From the entries that follow, list every line in which the string "Asian" appears.

■ SOURCE RECORDS:
↓
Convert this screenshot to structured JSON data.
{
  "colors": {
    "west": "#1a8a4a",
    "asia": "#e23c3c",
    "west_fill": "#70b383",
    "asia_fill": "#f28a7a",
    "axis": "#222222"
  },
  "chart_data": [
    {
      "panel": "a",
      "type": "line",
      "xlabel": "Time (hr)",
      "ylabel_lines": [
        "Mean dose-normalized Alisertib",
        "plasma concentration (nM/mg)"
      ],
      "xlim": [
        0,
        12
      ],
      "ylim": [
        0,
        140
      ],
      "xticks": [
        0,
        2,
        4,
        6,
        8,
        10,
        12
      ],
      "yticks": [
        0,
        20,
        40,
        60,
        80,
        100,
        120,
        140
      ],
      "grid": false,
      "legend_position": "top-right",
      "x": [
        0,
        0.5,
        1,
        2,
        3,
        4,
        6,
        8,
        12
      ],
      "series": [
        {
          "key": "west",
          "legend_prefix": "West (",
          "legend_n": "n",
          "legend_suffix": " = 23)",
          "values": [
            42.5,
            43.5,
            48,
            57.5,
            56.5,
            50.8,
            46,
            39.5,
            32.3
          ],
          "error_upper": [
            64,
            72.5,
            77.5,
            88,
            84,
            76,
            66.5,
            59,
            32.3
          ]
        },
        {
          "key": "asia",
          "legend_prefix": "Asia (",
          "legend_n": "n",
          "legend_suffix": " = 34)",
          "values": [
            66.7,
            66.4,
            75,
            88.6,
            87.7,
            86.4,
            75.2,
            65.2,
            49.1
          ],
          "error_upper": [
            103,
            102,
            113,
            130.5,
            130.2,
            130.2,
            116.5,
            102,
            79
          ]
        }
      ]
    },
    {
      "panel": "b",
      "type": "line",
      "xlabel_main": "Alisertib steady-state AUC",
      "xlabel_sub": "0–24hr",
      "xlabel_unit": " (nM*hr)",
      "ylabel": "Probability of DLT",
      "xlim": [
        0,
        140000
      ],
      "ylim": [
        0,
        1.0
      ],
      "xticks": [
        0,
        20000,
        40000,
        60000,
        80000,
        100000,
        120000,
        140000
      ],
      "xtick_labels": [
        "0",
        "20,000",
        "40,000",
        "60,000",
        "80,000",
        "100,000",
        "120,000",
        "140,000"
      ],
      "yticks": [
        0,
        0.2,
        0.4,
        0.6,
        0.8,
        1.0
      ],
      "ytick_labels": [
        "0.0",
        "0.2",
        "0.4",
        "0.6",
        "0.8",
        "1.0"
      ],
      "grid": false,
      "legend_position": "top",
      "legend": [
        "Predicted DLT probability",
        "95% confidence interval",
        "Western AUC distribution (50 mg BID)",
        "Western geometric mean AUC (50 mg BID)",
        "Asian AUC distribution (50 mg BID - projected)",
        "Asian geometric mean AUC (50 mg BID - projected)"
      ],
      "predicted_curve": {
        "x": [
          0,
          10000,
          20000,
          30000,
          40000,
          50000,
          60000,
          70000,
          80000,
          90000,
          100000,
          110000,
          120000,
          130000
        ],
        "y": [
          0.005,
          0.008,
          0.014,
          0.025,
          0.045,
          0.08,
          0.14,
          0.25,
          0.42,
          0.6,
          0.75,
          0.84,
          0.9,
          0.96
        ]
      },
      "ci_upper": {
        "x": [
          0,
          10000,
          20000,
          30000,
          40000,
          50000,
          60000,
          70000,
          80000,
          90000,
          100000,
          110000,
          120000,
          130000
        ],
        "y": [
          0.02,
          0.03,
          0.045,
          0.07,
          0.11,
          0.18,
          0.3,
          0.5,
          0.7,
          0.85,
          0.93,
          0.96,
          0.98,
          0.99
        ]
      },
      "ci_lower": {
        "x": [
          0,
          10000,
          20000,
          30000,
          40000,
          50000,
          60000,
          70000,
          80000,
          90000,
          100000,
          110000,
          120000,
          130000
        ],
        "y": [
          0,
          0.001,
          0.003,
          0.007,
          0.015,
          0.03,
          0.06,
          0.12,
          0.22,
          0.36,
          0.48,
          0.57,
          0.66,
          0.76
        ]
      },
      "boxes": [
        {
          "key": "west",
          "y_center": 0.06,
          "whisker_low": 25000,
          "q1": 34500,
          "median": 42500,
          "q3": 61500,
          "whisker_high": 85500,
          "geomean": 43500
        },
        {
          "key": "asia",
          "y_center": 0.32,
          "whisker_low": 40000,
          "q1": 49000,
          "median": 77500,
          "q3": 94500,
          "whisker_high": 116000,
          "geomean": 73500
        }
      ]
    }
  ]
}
↑
■ SOLUTION FOR THIS EXERCISE:
        "Asian AUC distribution (50 mg BID - projected)",
        "Asian geometric mean AUC (50 mg BID - projected)"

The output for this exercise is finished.